#### Exercise material ####

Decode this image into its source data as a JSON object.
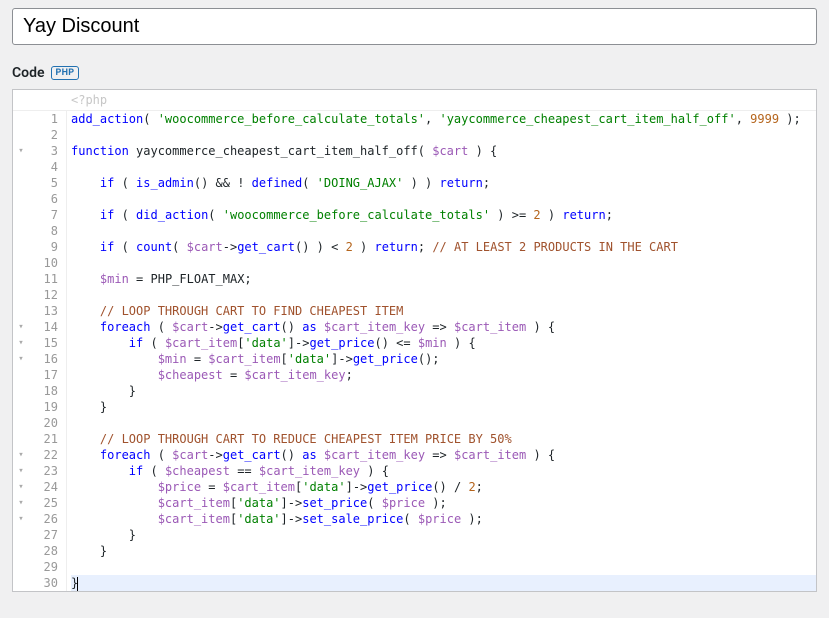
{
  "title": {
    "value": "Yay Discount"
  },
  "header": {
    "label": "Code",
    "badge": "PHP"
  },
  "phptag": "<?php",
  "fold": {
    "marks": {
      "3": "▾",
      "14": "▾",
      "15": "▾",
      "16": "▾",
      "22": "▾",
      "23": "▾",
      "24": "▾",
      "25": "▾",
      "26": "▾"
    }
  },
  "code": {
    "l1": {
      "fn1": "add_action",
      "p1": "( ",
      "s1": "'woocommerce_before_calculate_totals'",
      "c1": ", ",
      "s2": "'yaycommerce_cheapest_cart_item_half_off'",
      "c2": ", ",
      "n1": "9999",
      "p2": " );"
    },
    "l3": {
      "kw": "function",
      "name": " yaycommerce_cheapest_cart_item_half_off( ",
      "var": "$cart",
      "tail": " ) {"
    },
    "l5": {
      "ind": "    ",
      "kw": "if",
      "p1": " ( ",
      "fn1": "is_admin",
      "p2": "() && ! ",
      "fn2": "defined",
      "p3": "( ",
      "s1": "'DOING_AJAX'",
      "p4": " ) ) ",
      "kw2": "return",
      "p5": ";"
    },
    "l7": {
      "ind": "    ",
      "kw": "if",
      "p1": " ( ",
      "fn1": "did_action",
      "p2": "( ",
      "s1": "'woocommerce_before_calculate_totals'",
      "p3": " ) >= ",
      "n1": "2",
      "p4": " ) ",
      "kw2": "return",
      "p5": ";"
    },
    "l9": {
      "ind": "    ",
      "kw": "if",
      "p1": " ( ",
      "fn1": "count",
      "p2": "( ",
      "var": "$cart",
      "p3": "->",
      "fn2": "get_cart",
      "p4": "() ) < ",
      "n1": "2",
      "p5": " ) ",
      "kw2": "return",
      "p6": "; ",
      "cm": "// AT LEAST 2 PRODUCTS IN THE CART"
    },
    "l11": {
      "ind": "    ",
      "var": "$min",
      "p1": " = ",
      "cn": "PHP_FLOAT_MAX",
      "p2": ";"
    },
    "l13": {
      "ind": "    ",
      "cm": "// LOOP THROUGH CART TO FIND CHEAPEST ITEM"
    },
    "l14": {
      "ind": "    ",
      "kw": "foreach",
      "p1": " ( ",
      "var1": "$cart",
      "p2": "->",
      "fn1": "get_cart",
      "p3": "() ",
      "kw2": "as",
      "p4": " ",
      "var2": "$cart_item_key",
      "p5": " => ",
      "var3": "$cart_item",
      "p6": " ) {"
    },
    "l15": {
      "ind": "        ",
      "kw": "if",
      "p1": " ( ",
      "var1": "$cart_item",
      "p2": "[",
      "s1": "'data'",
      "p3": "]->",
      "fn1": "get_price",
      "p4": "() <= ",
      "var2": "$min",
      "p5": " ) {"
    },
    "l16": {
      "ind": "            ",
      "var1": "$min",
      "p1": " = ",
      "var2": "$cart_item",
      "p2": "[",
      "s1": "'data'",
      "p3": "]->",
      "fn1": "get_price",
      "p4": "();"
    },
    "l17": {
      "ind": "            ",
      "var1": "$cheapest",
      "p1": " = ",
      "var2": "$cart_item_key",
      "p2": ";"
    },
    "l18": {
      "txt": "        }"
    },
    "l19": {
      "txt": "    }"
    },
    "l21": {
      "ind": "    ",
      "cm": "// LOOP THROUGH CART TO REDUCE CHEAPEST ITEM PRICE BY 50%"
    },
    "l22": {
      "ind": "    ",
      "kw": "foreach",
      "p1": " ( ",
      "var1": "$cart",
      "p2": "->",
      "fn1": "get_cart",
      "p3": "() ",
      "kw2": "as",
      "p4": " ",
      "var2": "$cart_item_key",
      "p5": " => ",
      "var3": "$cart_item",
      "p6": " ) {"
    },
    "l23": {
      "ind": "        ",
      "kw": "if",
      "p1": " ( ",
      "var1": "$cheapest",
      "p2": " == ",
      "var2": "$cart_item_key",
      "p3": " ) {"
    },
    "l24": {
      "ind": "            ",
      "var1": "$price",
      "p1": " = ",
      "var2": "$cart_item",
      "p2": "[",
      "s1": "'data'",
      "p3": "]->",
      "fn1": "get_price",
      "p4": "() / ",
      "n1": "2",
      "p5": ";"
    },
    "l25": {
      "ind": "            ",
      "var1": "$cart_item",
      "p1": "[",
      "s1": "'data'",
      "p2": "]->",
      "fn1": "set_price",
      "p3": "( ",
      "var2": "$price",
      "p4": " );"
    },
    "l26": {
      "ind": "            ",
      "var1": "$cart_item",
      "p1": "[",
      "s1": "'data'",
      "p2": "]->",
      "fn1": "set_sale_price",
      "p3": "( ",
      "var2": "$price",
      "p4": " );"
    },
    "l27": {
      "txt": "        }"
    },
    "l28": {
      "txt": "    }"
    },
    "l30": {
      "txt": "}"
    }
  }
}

####

» Directions: Reproduce all entries exactly. Pictures do not belong in the copy.

» Written response:
Decode this image into its source data as a JSON object.
{
  "title": {
    "value": "Yay Discount"
  },
  "header": {
    "label": "Code",
    "badge": "PHP"
  },
  "phptag": "<?php",
  "fold": {
    "marks": {
      "3": "▾",
      "14": "▾",
      "15": "▾",
      "16": "▾",
      "22": "▾",
      "23": "▾",
      "24": "▾",
      "25": "▾",
      "26": "▾"
    }
  },
  "code": {
    "l1": {
      "fn1": "add_action",
      "p1": "( ",
      "s1": "'woocommerce_before_calculate_totals'",
      "c1": ", ",
      "s2": "'yaycommerce_cheapest_cart_item_half_off'",
      "c2": ", ",
      "n1": "9999",
      "p2": " );"
    },
    "l3": {
      "kw": "function",
      "name": " yaycommerce_cheapest_cart_item_half_off( ",
      "var": "$cart",
      "tail": " ) {"
    },
    "l5": {
      "ind": "    ",
      "kw": "if",
      "p1": " ( ",
      "fn1": "is_admin",
      "p2": "() && ! ",
      "fn2": "defined",
      "p3": "( ",
      "s1": "'DOING_AJAX'",
      "p4": " ) ) ",
      "kw2": "return",
      "p5": ";"
    },
    "l7": {
      "ind": "    ",
      "kw": "if",
      "p1": " ( ",
      "fn1": "did_action",
      "p2": "( ",
      "s1": "'woocommerce_before_calculate_totals'",
      "p3": " ) >= ",
      "n1": "2",
      "p4": " ) ",
      "kw2": "return",
      "p5": ";"
    },
    "l9": {
      "ind": "    ",
      "kw": "if",
      "p1": " ( ",
      "fn1": "count",
      "p2": "( ",
      "var": "$cart",
      "p3": "->",
      "fn2": "get_cart",
      "p4": "() ) < ",
      "n1": "2",
      "p5": " ) ",
      "kw2": "return",
      "p6": "; ",
      "cm": "// AT LEAST 2 PRODUCTS IN THE CART"
    },
    "l11": {
      "ind": "    ",
      "var": "$min",
      "p1": " = ",
      "cn": "PHP_FLOAT_MAX",
      "p2": ";"
    },
    "l13": {
      "ind": "    ",
      "cm": "// LOOP THROUGH CART TO FIND CHEAPEST ITEM"
    },
    "l14": {
      "ind": "    ",
      "kw": "foreach",
      "p1": " ( ",
      "var1": "$cart",
      "p2": "->",
      "fn1": "get_cart",
      "p3": "() ",
      "kw2": "as",
      "p4": " ",
      "var2": "$cart_item_key",
      "p5": " => ",
      "var3": "$cart_item",
      "p6": " ) {"
    },
    "l15": {
      "ind": "        ",
      "kw": "if",
      "p1": " ( ",
      "var1": "$cart_item",
      "p2": "[",
      "s1": "'data'",
      "p3": "]->",
      "fn1": "get_price",
      "p4": "() <= ",
      "var2": "$min",
      "p5": " ) {"
    },
    "l16": {
      "ind": "            ",
      "var1": "$min",
      "p1": " = ",
      "var2": "$cart_item",
      "p2": "[",
      "s1": "'data'",
      "p3": "]->",
      "fn1": "get_price",
      "p4": "();"
    },
    "l17": {
      "ind": "            ",
      "var1": "$cheapest",
      "p1": " = ",
      "var2": "$cart_item_key",
      "p2": ";"
    },
    "l18": {
      "txt": "        }"
    },
    "l19": {
      "txt": "    }"
    },
    "l21": {
      "ind": "    ",
      "cm": "// LOOP THROUGH CART TO REDUCE CHEAPEST ITEM PRICE BY 50%"
    },
    "l22": {
      "ind": "    ",
      "kw": "foreach",
      "p1": " ( ",
      "var1": "$cart",
      "p2": "->",
      "fn1": "get_cart",
      "p3": "() ",
      "kw2": "as",
      "p4": " ",
      "var2": "$cart_item_key",
      "p5": " => ",
      "var3": "$cart_item",
      "p6": " ) {"
    },
    "l23": {
      "ind": "        ",
      "kw": "if",
      "p1": " ( ",
      "var1": "$cheapest",
      "p2": " == ",
      "var2": "$cart_item_key",
      "p3": " ) {"
    },
    "l24": {
      "ind": "            ",
      "var1": "$price",
      "p1": " = ",
      "var2": "$cart_item",
      "p2": "[",
      "s1": "'data'",
      "p3": "]->",
      "fn1": "get_price",
      "p4": "() / ",
      "n1": "2",
      "p5": ";"
    },
    "l25": {
      "ind": "            ",
      "var1": "$cart_item",
      "p1": "[",
      "s1": "'data'",
      "p2": "]->",
      "fn1": "set_price",
      "p3": "( ",
      "var2": "$price",
      "p4": " );"
    },
    "l26": {
      "ind": "            ",
      "var1": "$cart_item",
      "p1": "[",
      "s1": "'data'",
      "p2": "]->",
      "fn1": "set_sale_price",
      "p3": "( ",
      "var2": "$price",
      "p4": " );"
    },
    "l27": {
      "txt": "        }"
    },
    "l28": {
      "txt": "    }"
    },
    "l30": {
      "txt": "}"
    }
  }
}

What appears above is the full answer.